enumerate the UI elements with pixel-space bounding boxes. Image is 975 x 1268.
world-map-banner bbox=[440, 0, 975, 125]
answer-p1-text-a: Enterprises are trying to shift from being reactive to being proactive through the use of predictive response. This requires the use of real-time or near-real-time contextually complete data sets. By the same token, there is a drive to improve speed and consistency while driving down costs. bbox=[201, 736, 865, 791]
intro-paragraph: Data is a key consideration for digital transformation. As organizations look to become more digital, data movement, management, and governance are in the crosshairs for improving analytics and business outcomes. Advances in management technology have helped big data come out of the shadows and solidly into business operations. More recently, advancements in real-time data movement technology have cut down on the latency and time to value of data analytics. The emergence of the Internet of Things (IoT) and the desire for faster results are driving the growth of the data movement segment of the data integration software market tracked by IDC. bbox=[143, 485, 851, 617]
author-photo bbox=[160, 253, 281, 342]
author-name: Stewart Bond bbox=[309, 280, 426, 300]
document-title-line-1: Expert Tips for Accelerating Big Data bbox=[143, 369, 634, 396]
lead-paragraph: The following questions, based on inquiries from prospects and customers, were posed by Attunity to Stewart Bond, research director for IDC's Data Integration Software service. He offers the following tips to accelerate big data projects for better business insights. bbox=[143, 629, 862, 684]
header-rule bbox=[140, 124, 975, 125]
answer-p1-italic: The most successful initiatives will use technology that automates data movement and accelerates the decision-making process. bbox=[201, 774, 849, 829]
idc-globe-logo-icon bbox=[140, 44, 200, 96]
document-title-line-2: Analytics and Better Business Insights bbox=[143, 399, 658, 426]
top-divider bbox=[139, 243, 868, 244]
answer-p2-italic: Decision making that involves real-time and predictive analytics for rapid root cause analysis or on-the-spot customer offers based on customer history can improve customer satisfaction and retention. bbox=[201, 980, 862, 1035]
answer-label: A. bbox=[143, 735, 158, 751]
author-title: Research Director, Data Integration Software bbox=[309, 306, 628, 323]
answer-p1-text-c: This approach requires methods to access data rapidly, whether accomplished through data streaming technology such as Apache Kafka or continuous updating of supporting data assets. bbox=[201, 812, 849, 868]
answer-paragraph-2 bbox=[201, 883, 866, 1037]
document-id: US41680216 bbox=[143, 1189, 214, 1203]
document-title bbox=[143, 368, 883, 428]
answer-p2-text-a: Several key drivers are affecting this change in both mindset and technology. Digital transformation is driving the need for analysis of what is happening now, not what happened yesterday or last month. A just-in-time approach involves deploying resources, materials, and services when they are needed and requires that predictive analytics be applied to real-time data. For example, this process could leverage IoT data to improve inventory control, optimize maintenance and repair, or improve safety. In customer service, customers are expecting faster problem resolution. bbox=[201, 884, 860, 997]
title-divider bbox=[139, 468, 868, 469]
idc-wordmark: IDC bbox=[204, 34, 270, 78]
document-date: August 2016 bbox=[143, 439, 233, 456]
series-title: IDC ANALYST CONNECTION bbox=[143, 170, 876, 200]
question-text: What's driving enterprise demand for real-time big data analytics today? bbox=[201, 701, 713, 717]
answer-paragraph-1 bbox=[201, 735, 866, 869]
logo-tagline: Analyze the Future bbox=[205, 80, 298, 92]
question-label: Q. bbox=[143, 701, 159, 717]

- - - -

- **What is asked**:
Copy the rows from the beginning through the line containing "document-title-line-1: Expert Tips", with "proactive" replaced by "forward-looking" and nothing else changed. Return only those lines.

- **Answer to the task**:
enumerate the UI elements with pixel-space bounding boxes. Image is 975 x 1268.
world-map-banner bbox=[440, 0, 975, 125]
answer-p1-text-a: Enterprises are trying to shift from being reactive to being forward-looking through the use of predictive response. This requires the use of real-time or near-real-time contextually complete data sets. By the same token, there is a drive to improve speed and consistency while driving down costs. bbox=[201, 736, 865, 791]
intro-paragraph: Data is a key consideration for digital transformation. As organizations look to become more digital, data movement, management, and governance are in the crosshairs for improving analytics and business outcomes. Advances in management technology have helped big data come out of the shadows and solidly into business operations. More recently, advancements in real-time data movement technology have cut down on the latency and time to value of data analytics. The emergence of the Internet of Things (IoT) and the desire for faster results are driving the growth of the data movement segment of the data integration software market tracked by IDC. bbox=[143, 485, 851, 617]
author-photo bbox=[160, 253, 281, 342]
author-name: Stewart Bond bbox=[309, 280, 426, 300]
document-title-line-1: Expert Tips for Accelerating Big Data bbox=[143, 369, 634, 396]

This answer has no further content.